_WORK TO BE COMPLETED:_ Gather up every line that includes the string "heart".

++++

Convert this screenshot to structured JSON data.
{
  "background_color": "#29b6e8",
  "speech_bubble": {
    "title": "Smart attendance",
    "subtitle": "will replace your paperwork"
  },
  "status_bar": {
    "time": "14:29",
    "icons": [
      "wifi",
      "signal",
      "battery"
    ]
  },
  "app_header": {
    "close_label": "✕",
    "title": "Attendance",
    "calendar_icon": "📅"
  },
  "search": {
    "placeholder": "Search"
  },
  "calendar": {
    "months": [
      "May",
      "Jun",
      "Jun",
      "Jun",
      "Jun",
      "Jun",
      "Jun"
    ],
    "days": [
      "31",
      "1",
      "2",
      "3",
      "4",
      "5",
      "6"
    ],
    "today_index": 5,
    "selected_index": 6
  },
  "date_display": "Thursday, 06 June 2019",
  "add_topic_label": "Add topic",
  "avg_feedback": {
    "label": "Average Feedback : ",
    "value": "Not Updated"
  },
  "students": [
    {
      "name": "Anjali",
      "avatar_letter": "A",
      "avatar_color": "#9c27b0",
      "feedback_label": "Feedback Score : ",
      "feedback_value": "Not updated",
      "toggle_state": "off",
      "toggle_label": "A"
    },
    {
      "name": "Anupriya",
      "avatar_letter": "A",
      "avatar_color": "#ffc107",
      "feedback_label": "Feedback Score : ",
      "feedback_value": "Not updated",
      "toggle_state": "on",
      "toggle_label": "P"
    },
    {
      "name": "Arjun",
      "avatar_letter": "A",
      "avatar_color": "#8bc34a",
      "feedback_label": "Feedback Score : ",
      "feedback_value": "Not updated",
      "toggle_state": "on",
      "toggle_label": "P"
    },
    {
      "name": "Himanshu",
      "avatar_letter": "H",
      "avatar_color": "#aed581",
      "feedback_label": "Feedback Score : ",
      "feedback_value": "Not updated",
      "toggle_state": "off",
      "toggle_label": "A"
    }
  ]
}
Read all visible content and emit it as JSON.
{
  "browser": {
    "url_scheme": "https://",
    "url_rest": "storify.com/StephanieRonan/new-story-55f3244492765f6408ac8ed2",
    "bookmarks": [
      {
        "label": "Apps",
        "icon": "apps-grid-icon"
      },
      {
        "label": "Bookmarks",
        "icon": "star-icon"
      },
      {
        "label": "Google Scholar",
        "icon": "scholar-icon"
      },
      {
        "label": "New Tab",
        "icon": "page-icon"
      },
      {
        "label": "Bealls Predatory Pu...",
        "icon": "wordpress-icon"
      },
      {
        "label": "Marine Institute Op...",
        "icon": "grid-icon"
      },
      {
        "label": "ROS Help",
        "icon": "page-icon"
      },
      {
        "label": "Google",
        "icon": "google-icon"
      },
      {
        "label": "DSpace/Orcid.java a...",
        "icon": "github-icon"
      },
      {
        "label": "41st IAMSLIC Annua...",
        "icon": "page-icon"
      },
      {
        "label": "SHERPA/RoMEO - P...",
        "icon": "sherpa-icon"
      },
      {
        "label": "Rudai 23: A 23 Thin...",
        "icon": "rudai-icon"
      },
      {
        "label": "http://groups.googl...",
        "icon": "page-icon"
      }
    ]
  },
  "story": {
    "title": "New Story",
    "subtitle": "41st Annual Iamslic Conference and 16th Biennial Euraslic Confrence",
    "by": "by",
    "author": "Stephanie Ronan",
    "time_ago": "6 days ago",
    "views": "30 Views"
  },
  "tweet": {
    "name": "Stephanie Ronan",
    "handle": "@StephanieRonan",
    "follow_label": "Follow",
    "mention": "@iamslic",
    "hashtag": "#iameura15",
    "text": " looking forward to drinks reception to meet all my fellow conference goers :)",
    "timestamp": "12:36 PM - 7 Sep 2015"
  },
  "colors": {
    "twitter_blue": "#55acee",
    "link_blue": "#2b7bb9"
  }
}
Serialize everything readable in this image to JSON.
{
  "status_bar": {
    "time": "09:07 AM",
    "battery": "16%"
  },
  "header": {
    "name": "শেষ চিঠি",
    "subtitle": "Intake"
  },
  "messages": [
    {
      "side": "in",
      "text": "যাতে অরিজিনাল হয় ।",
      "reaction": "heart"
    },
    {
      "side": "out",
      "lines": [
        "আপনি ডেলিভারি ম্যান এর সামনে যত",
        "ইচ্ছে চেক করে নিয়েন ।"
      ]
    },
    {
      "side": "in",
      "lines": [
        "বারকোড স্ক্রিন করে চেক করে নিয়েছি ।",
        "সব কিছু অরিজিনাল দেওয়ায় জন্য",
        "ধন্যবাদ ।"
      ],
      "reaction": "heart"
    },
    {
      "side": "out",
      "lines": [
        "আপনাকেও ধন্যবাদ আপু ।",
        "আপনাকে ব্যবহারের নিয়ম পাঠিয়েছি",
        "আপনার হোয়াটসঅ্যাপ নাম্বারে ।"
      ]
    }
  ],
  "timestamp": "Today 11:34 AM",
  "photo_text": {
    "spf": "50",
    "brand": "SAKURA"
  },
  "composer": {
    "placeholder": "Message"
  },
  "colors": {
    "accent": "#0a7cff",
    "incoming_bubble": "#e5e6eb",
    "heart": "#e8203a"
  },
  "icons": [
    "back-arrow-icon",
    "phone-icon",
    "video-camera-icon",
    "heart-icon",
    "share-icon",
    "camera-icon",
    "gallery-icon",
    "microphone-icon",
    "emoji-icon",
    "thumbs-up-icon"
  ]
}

++++

_TASK RESULT:_
      "reaction": "heart"
      "reaction": "heart"
    "heart": "#e8203a"
    "heart-icon",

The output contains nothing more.